- _TASK BRIEF_: Locate the line that contains "Serialize everything readable", then copy it and all later lines of the data below exactly, through the last one.

- _Dataset records_:
****************************************
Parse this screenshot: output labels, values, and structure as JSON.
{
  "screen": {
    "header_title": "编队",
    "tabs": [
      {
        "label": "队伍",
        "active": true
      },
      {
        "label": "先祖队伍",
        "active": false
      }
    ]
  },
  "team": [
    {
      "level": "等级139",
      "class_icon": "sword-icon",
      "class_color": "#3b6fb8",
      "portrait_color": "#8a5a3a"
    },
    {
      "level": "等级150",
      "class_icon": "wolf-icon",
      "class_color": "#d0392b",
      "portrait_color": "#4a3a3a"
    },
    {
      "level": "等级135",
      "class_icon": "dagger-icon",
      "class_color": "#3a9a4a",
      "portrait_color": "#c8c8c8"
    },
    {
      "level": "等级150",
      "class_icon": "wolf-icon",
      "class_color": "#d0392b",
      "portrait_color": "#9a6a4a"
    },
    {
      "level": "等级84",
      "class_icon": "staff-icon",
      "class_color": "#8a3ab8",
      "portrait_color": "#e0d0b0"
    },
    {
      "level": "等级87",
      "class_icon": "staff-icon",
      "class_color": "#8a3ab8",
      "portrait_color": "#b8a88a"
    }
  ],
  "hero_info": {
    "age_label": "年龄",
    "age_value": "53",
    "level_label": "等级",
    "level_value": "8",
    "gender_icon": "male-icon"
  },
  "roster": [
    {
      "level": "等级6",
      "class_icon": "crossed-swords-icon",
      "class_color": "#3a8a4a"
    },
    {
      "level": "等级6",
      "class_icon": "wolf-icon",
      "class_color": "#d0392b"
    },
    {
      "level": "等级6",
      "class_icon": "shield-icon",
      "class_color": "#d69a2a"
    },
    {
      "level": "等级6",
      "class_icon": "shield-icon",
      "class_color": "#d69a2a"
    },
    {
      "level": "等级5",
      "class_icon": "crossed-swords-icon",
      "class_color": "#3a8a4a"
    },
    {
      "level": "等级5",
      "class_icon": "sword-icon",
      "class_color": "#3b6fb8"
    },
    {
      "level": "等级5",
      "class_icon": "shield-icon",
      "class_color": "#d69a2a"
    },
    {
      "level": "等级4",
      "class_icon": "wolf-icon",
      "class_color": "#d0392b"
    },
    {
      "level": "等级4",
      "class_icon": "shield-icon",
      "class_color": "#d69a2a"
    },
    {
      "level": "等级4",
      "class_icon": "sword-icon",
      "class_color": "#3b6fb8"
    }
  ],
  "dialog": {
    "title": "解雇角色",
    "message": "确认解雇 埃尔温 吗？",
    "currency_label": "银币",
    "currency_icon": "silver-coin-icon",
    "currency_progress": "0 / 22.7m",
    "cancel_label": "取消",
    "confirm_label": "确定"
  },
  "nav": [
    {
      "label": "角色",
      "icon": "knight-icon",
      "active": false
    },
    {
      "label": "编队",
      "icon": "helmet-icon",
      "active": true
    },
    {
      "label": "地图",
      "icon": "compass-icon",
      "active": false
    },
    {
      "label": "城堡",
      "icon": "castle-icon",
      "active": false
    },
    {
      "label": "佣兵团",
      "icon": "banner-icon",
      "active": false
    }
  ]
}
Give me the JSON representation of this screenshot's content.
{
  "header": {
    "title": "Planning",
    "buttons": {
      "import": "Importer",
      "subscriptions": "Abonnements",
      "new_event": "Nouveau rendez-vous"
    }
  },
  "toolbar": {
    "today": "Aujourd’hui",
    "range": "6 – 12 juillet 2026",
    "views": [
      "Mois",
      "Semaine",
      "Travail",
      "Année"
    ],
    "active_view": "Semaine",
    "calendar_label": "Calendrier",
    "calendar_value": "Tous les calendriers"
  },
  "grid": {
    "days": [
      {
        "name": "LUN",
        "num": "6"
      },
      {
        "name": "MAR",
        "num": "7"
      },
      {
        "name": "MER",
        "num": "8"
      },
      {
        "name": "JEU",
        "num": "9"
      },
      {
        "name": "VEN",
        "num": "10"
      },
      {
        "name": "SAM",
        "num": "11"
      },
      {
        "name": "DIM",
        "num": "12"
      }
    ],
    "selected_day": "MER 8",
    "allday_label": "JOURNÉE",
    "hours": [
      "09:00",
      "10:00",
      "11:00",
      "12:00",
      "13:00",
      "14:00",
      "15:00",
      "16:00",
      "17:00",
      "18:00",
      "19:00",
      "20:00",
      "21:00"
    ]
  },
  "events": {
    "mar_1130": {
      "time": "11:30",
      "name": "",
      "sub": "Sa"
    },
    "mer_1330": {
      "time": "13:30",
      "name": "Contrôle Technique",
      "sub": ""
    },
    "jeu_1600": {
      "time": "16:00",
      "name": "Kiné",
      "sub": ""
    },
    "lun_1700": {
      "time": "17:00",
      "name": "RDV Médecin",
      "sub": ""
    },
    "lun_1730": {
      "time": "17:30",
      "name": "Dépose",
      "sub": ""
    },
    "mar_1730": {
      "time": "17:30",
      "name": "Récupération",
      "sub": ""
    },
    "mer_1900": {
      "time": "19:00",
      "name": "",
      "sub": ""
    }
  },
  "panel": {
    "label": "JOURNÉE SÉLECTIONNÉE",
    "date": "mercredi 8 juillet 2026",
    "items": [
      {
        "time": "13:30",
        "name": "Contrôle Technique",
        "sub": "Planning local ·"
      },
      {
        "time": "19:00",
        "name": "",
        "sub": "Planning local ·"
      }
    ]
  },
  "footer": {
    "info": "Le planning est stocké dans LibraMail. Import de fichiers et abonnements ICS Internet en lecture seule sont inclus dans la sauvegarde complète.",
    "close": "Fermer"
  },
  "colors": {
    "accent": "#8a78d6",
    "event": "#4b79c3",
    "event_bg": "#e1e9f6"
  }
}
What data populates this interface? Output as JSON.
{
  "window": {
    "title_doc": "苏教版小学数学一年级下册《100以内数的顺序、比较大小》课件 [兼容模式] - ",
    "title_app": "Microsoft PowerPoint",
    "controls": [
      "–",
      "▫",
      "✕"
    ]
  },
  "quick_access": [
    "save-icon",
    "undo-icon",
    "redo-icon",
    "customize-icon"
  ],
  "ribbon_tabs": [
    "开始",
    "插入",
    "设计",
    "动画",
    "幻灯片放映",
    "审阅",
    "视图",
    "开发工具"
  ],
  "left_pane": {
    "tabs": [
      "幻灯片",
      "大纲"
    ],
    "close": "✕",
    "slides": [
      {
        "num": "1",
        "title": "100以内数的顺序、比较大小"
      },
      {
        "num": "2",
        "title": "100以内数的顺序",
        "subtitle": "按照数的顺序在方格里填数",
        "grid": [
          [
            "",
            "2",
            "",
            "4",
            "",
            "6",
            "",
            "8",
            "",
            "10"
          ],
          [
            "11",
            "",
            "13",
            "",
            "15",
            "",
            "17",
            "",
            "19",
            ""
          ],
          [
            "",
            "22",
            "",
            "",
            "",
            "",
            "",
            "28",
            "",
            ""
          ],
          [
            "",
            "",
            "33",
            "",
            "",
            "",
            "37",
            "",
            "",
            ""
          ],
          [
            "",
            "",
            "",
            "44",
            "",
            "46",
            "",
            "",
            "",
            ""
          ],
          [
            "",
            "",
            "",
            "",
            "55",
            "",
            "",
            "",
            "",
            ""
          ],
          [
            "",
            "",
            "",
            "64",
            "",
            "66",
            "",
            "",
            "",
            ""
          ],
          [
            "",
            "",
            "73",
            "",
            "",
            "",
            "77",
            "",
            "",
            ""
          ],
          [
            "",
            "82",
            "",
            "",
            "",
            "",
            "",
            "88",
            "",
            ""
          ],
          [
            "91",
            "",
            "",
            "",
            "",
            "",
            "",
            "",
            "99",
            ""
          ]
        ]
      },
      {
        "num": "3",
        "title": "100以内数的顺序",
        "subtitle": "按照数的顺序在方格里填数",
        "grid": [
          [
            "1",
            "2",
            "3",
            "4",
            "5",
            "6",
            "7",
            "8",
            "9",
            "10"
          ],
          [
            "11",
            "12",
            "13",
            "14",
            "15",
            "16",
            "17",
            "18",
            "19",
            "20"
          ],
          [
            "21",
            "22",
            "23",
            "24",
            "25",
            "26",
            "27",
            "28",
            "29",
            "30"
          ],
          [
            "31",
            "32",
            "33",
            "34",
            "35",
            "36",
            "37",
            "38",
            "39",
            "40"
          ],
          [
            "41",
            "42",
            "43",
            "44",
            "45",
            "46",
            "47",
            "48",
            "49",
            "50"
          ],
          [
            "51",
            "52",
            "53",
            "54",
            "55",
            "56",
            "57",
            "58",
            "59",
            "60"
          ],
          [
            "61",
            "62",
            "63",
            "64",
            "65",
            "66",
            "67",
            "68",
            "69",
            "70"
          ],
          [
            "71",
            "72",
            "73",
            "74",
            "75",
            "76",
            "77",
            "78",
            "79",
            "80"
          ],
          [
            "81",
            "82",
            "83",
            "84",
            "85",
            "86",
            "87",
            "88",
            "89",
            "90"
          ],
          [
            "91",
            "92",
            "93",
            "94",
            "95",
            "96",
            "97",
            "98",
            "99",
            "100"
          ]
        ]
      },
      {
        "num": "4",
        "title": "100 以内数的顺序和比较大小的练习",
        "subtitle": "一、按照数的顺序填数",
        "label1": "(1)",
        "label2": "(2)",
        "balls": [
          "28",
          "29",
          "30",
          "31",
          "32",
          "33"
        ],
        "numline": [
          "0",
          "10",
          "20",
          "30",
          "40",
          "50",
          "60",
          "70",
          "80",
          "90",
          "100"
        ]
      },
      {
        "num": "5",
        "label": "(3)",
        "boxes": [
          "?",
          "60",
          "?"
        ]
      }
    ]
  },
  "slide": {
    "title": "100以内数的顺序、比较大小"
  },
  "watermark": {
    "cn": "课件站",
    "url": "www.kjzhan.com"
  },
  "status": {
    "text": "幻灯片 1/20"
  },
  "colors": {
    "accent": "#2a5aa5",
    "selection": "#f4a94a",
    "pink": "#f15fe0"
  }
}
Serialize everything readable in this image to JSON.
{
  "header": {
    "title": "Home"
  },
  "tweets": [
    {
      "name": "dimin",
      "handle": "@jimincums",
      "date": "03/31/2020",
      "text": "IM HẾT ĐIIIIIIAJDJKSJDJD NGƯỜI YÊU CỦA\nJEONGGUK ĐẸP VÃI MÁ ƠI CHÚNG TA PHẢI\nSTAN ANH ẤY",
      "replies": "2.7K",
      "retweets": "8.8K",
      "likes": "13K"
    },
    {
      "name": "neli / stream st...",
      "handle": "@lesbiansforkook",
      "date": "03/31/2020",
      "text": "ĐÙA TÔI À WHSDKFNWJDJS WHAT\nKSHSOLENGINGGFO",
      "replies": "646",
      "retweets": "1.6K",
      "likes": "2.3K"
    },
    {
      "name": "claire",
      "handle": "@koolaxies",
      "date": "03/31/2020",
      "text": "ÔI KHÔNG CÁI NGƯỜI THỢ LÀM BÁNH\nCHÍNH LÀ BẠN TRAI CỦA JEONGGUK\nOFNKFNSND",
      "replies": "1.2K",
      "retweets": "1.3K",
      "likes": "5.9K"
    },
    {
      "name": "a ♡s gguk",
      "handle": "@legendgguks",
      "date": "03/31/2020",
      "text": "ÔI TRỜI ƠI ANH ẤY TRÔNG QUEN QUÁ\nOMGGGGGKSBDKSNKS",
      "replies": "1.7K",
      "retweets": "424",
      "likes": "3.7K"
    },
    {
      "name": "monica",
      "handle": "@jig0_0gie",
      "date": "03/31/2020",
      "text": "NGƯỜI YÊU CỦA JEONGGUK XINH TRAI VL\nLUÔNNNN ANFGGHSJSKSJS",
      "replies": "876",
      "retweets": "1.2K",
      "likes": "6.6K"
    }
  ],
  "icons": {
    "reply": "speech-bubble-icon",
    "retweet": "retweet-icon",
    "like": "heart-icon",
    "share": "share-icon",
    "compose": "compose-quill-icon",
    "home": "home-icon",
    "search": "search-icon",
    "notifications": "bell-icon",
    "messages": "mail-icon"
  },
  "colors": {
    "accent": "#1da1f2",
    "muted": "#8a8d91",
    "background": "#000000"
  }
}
****************************************
- _PROBLEM SOLUTION_:
Serialize everything readable in this image to JSON.
{
  "header": {
    "title": "Home"
  },
  "tweets": [
    {
      "name": "dimin",
      "handle": "@jimincums",
      "date": "03/31/2020",
      "text": "IM HẾT ĐIIIIIIAJDJKSJDJD NGƯỜI YÊU CỦA\nJEONGGUK ĐẸP VÃI MÁ ƠI CHÚNG TA PHẢI\nSTAN ANH ẤY",
      "replies": "2.7K",
      "retweets": "8.8K",
      "likes": "13K"
    },
    {
      "name": "neli / stream st...",
      "handle": "@lesbiansforkook",
      "date": "03/31/2020",
      "text": "ĐÙA TÔI À WHSDKFNWJDJS WHAT\nKSHSOLENGINGGFO",
      "replies": "646",
      "retweets": "1.6K",
      "likes": "2.3K"
    },
    {
      "name": "claire",
      "handle": "@koolaxies",
      "date": "03/31/2020",
      "text": "ÔI KHÔNG CÁI NGƯỜI THỢ LÀM BÁNH\nCHÍNH LÀ BẠN TRAI CỦA JEONGGUK\nOFNKFNSND",
      "replies": "1.2K",
      "retweets": "1.3K",
      "likes": "5.9K"
    },
    {
      "name": "a ♡s gguk",
      "handle": "@legendgguks",
      "date": "03/31/2020",
      "text": "ÔI TRỜI ƠI ANH ẤY TRÔNG QUEN QUÁ\nOMGGGGGKSBDKSNKS",
      "replies": "1.7K",
      "retweets": "424",
      "likes": "3.7K"
    },
    {
      "name": "monica",
      "handle": "@jig0_0gie",
      "date": "03/31/2020",
      "text": "NGƯỜI YÊU CỦA JEONGGUK XINH TRAI VL\nLUÔNNNN ANFGGHSJSKSJS",
      "replies": "876",
      "retweets": "1.2K",
      "likes": "6.6K"
    }
  ],
  "icons": {
    "reply": "speech-bubble-icon",
    "retweet": "retweet-icon",
    "like": "heart-icon",
    "share": "share-icon",
    "compose": "compose-quill-icon",
    "home": "home-icon",
    "search": "search-icon",
    "notifications": "bell-icon",
    "messages": "mail-icon"
  },
  "colors": {
    "accent": "#1da1f2",
    "muted": "#8a8d91",
    "background": "#000000"
  }
}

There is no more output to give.